- Material for this task:
>>
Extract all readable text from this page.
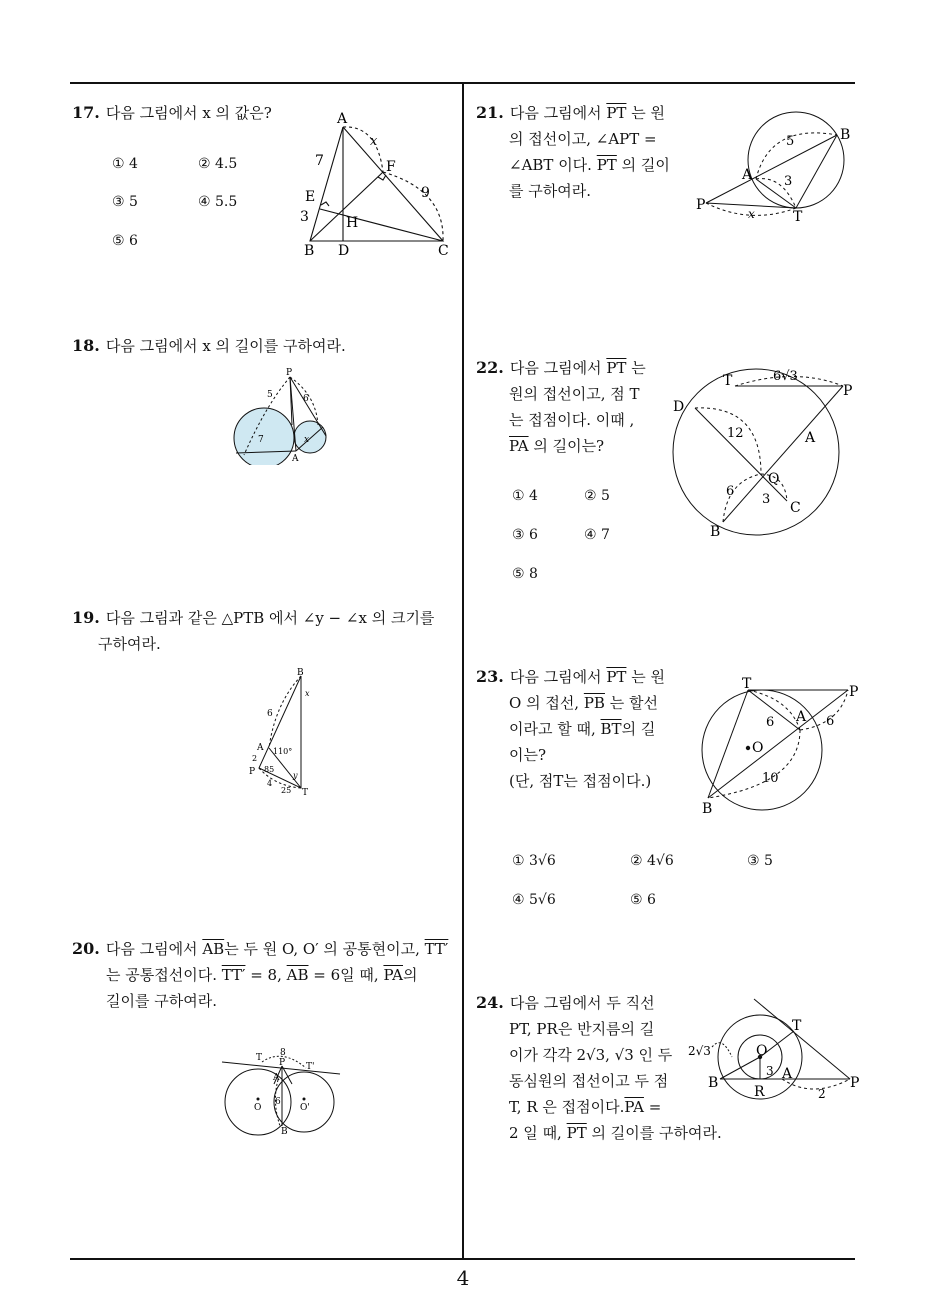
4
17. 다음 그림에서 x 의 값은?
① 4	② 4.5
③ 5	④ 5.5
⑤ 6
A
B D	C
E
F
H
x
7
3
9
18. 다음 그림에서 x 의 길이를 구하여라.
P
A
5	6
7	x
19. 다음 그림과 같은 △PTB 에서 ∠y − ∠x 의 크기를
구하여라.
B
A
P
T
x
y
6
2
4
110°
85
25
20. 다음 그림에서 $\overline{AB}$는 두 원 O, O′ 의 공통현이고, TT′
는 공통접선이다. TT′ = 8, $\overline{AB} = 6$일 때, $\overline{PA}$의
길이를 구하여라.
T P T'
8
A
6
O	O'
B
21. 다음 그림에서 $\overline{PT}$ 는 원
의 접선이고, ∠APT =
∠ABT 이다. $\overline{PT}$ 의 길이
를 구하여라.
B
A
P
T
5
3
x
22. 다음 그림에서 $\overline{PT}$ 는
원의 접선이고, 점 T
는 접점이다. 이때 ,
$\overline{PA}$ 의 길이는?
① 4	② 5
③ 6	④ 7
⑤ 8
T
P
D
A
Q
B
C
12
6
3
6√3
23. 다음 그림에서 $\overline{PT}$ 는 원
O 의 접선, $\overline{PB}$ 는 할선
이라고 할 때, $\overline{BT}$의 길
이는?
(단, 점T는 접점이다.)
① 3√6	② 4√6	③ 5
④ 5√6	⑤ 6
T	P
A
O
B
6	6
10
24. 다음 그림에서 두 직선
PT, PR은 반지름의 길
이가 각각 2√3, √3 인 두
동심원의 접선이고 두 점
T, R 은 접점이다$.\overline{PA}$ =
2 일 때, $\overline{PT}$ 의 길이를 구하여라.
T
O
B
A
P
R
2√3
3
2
<<
>>
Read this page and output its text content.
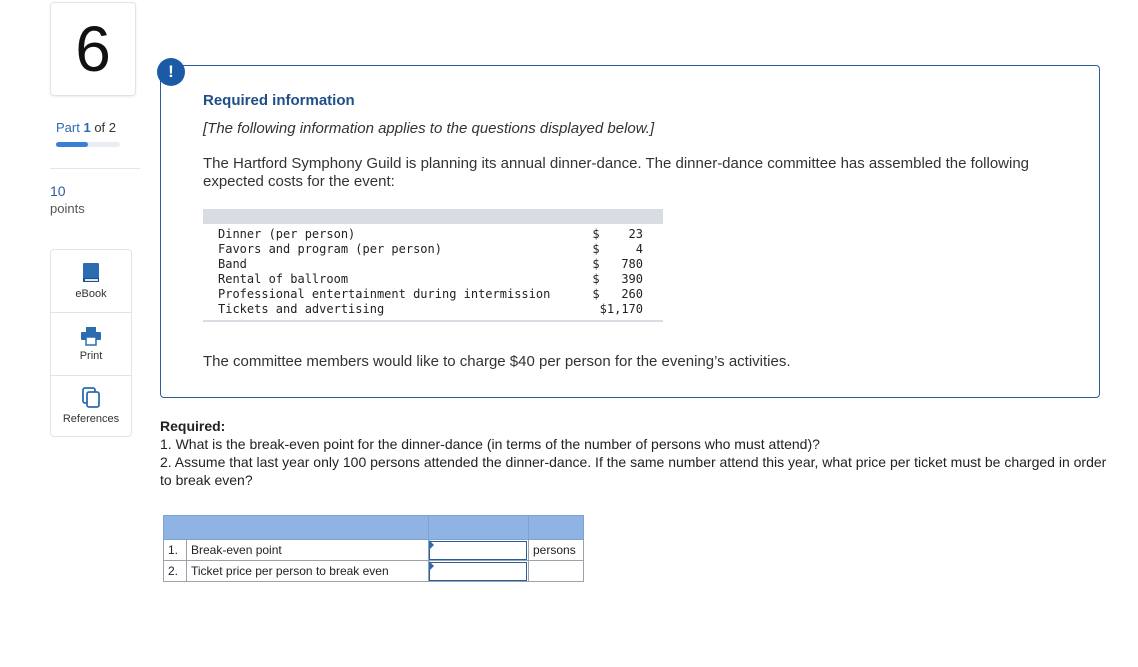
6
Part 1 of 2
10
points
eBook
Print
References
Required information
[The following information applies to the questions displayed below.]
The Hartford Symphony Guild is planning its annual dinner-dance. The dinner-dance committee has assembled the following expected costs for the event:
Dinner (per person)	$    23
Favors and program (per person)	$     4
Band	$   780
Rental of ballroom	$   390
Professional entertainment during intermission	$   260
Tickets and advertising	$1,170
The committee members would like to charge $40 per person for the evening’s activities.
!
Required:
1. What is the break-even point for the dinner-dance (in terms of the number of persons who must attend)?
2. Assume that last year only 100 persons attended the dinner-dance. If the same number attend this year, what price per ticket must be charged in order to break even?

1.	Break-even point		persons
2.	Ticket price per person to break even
<<
- Job: Copy out each line of the material that holds the word "text".

- Solution for this problem:
Extract all readable text from this page.
Read this page and output its text content.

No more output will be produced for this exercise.